- **PROBLEM**
Entries follow. Set all of them down as they stand.
━━━ RECORDS PROVIDED ━━━
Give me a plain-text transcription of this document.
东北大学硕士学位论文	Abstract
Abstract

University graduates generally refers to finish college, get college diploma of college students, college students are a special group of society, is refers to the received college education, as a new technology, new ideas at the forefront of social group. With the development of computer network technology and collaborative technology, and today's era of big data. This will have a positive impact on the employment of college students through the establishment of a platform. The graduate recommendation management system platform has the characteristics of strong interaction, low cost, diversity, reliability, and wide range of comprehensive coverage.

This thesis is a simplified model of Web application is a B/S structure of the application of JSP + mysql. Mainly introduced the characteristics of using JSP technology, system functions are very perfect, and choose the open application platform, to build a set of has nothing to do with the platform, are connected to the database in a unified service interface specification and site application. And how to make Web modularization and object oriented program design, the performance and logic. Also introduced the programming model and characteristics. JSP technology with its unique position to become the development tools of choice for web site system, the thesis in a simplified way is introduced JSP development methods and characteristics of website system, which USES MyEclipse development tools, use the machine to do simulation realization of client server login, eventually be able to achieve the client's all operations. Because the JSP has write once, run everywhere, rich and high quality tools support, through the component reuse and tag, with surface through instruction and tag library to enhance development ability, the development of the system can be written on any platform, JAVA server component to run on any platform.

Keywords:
━━━
- **SOLUTION**
Give me a plain-text transcription of this document.
东北大学硕士学位论文	Abstract
Abstract

University graduates generally refers to finish college, get college diploma of college students, college students are a special group of society, is refers to the received college education, as a new technology, new ideas at the forefront of social group. With the development of computer network technology and collaborative technology, and today's era of big data. This will have a positive impact on the employment of college students through the establishment of a platform. The graduate recommendation management system platform has the characteristics of strong interaction, low cost, diversity, reliability, and wide range of comprehensive coverage.

This thesis is a simplified model of Web application is a B/S structure of the application of JSP + mysql. Mainly introduced the characteristics of using JSP technology, system functions are very perfect, and choose the open application platform, to build a set of has nothing to do with the platform, are connected to the database in a unified service interface specification and site application. And how to make Web modularization and object oriented program design, the performance and logic. Also introduced the programming model and characteristics. JSP technology with its unique position to become the development tools of choice for web site system, the thesis in a simplified way is introduced JSP development methods and characteristics of website system, which USES MyEclipse development tools, use the machine to do simulation realization of client server login, eventually be able to achieve the client's all operations. Because the JSP has write once, run everywhere, rich and high quality tools support, through the component reuse and tag, with surface through instruction and tag library to enhance development ability, the development of the system can be written on any platform, JAVA server component to run on any platform.

Keywords:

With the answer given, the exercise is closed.